Required work: Can you find the lines of the listing that include "studying" and copy every one?

Data listing

-.-.-

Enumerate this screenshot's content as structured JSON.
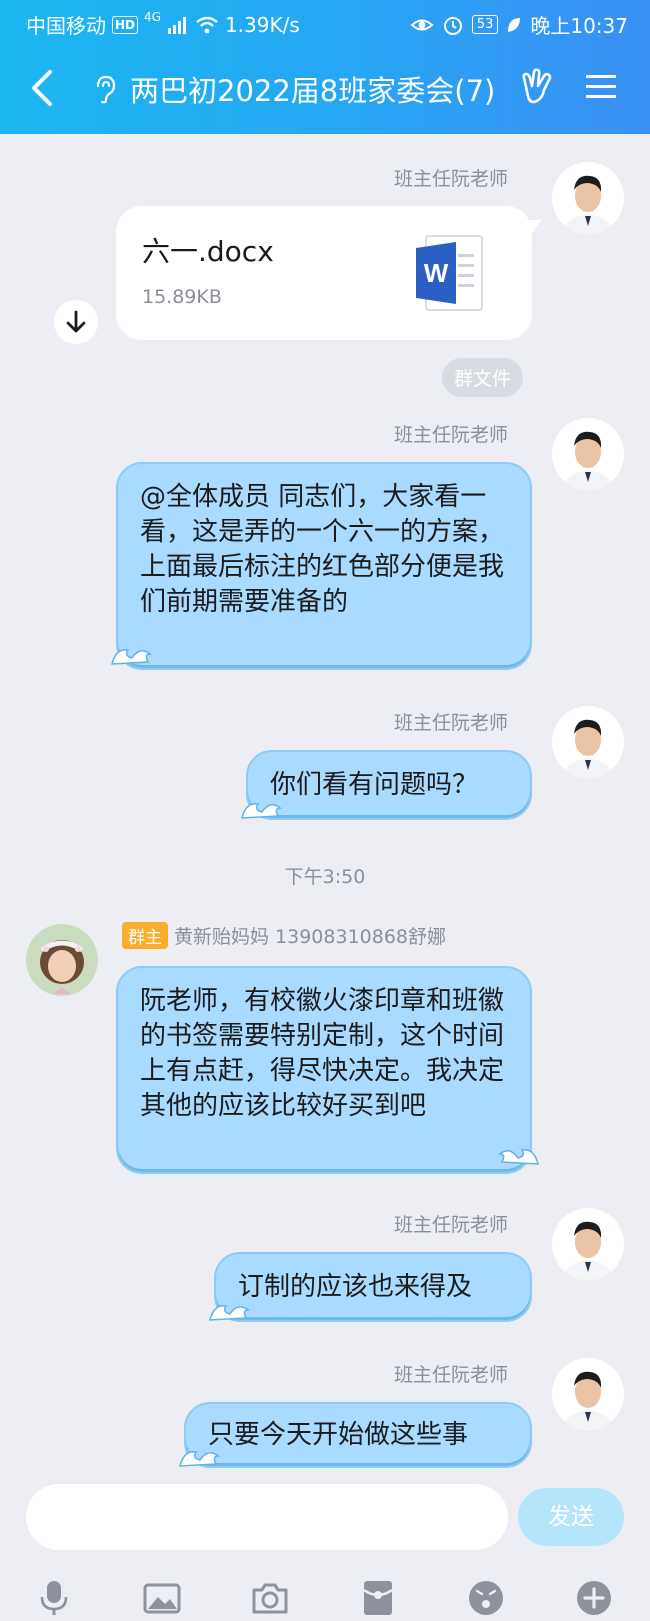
{
  "status_bar": {
    "carrier": "中国移动",
    "hd": "HD",
    "network": "4G",
    "speed": "1.39K/s",
    "battery": "53",
    "time": "晚上10:37"
  },
  "header": {
    "title": "两巴初2022届8班家委会(7)"
  },
  "messages": [
    {
      "sender": "班主任阮老师",
      "type": "file",
      "file_name": "六一.docx",
      "file_size": "15.89KB",
      "tag": "群文件"
    },
    {
      "sender": "班主任阮老师",
      "text": "@全体成员 同志们，大家看一看，这是弄的一个六一的方案，上面最后标注的红色部分便是我们前期需要准备的"
    },
    {
      "sender": "班主任阮老师",
      "text": "你们看有问题吗？"
    },
    {
      "sender_badge": "群主",
      "sender": "黄新贻妈妈 13908310868舒娜",
      "text": "阮老师，有校徽火漆印章和班徽的书签需要特别定制，这个时间上有点赶，得尽快决定。我决定其他的应该比较好买到吧"
    },
    {
      "sender": "班主任阮老师",
      "text": "订制的应该也来得及"
    },
    {
      "sender": "班主任阮老师",
      "text": "只要今天开始做这些事"
    }
  ],
  "time_separator": "下午3:50",
  "composer": {
    "placeholder": "",
    "send_label": "发送"
  },
  "icons": {
    "toolbar": [
      "microphone-icon",
      "image-icon",
      "camera-icon",
      "red-packet-icon",
      "emoji-icon",
      "plus-icon"
    ]
  },
  "colors": {
    "header": "#26a6f3",
    "bubble": "#a8dbff",
    "owner_badge": "#f8ad2b",
    "send_button": "#b4e5fb"
  }
}
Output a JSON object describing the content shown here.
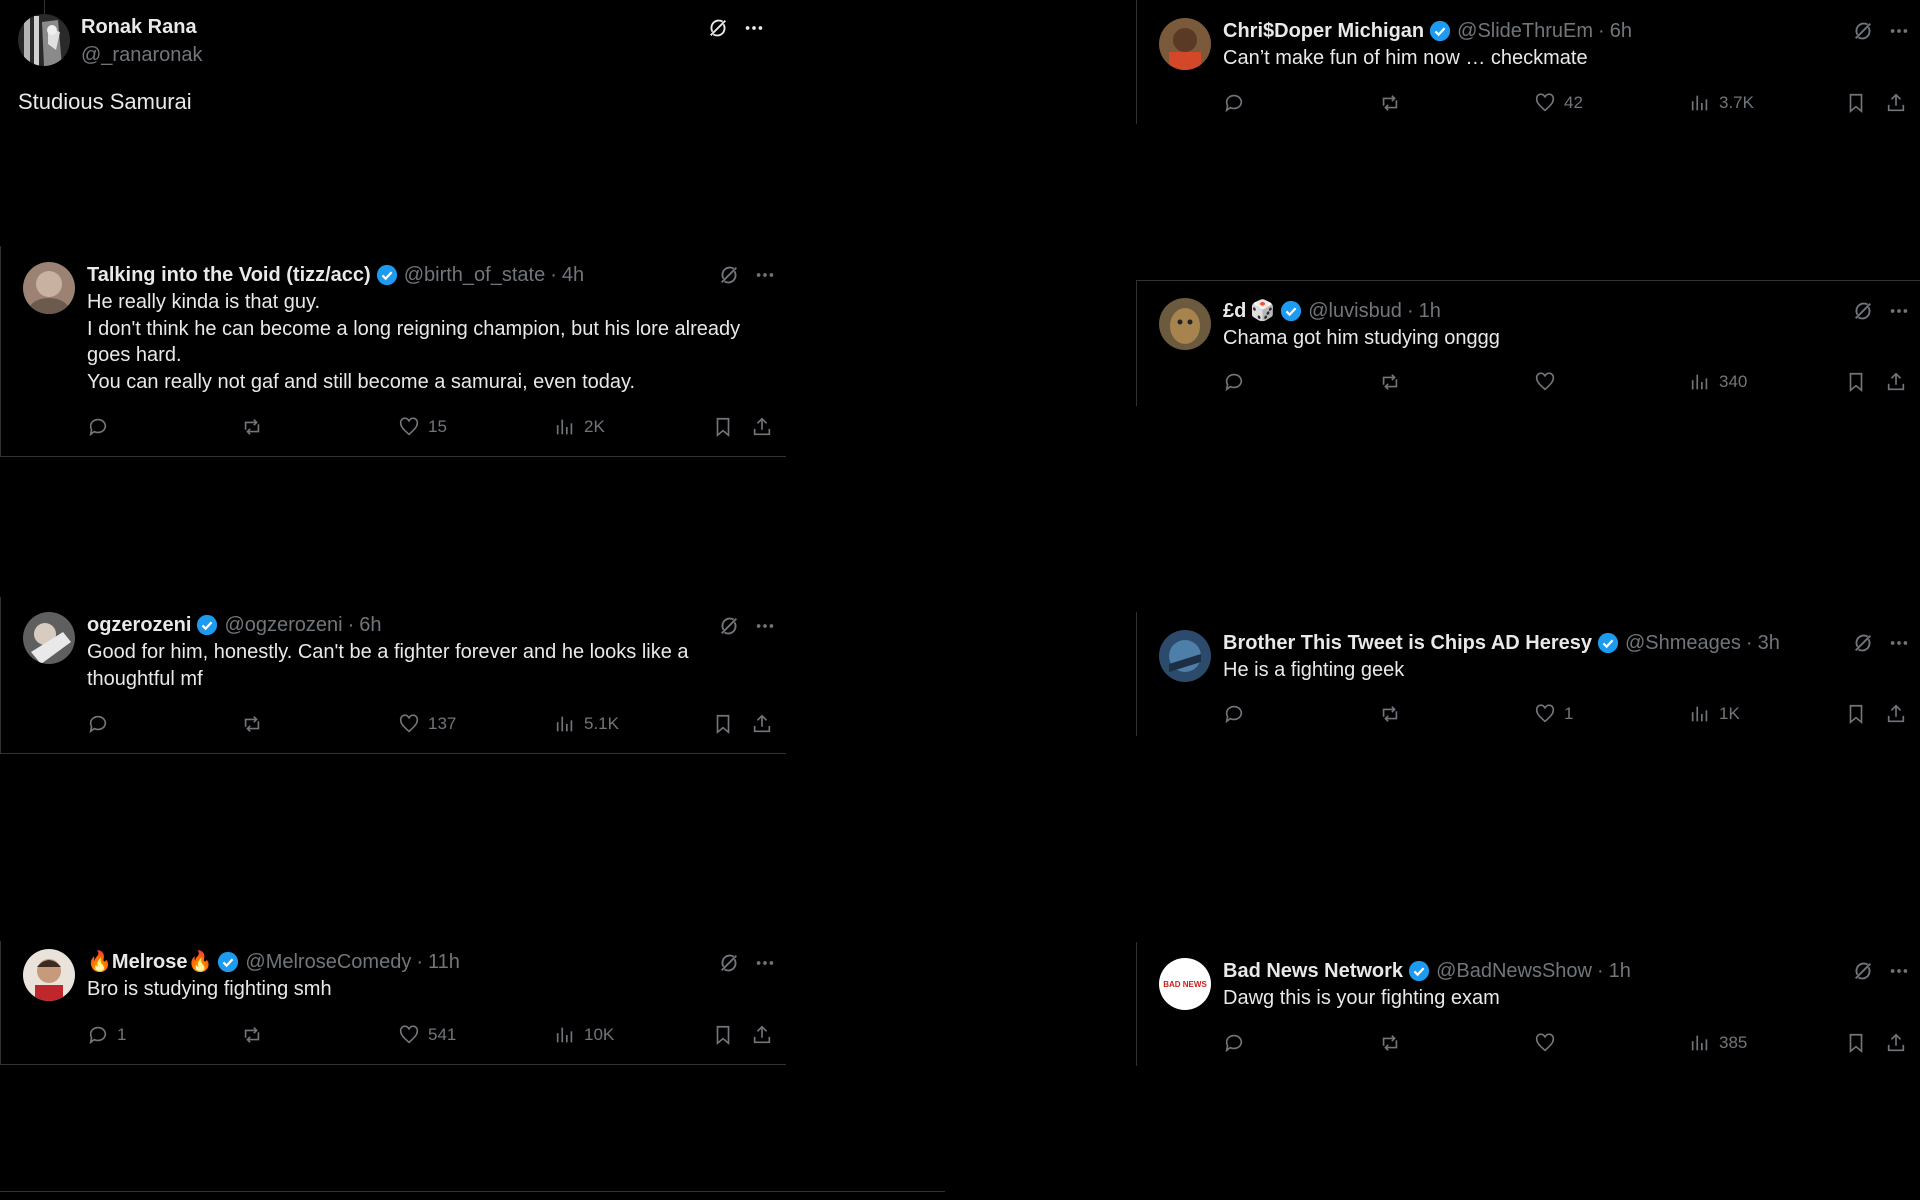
{
  "colors": {
    "background": "#000000",
    "text": "#e7e9ea",
    "muted": "#71767b",
    "verified": "#1d9bf0",
    "divider": "#2f3336"
  },
  "main_post": {
    "name": "Ronak Rana",
    "handle": "@_ranaronak",
    "text": "Studious Samurai",
    "icons": [
      "grok-icon",
      "more-icon"
    ]
  },
  "left_replies": [
    {
      "name": "Talking into the Void (tizz/acc)",
      "verified": true,
      "handle": "@birth_of_state",
      "time": "4h",
      "lines": [
        "He really kinda is that guy.",
        "I don't think he can become a long reigning champion, but his lore already",
        "goes hard.",
        "You can really not gaf and still become a samurai, even today."
      ],
      "replies": "",
      "reposts": "",
      "likes": "15",
      "views": "2K"
    },
    {
      "name": "ogzerozeni",
      "verified": true,
      "handle": "@ogzerozeni",
      "time": "6h",
      "lines": [
        "Good for him, honestly. Can't be a fighter forever and he looks like a",
        "thoughtful mf"
      ],
      "replies": "",
      "reposts": "",
      "likes": "137",
      "views": "5.1K"
    },
    {
      "name_prefix": "🔥",
      "name": "Melrose",
      "name_suffix": "🔥",
      "verified": true,
      "handle": "@MelroseComedy",
      "time": "11h",
      "lines": [
        "Bro is studying fighting smh"
      ],
      "replies": "1",
      "reposts": "",
      "likes": "541",
      "views": "10K"
    }
  ],
  "right_replies": [
    {
      "name": "Chri$Doper Michigan",
      "verified": true,
      "handle": "@SlideThruEm",
      "time": "6h",
      "lines": [
        "Can’t make fun of him now … checkmate"
      ],
      "replies": "",
      "reposts": "",
      "likes": "42",
      "views": "3.7K"
    },
    {
      "name": "£d",
      "name_suffix": "🎲",
      "verified": true,
      "handle": "@luvisbud",
      "time": "1h",
      "lines": [
        "Chama got him studying onggg"
      ],
      "replies": "",
      "reposts": "",
      "likes": "",
      "views": "340"
    },
    {
      "name": "Brother This Tweet is Chips AD Heresy",
      "verified": true,
      "handle": "@Shmeages",
      "time": "3h",
      "lines": [
        "He is a fighting geek"
      ],
      "replies": "",
      "reposts": "",
      "likes": "1",
      "views": "1K"
    },
    {
      "name": "Bad News Network",
      "verified": true,
      "handle": "@BadNewsShow",
      "time": "1h",
      "lines": [
        "Dawg this is your fighting exam"
      ],
      "replies": "",
      "reposts": "",
      "likes": "",
      "views": "385",
      "avatar_text": "BAD NEWS"
    }
  ]
}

-.-.-

Reply:
        "Bro is studying fighting smh"
        "Chama got him studying onggg"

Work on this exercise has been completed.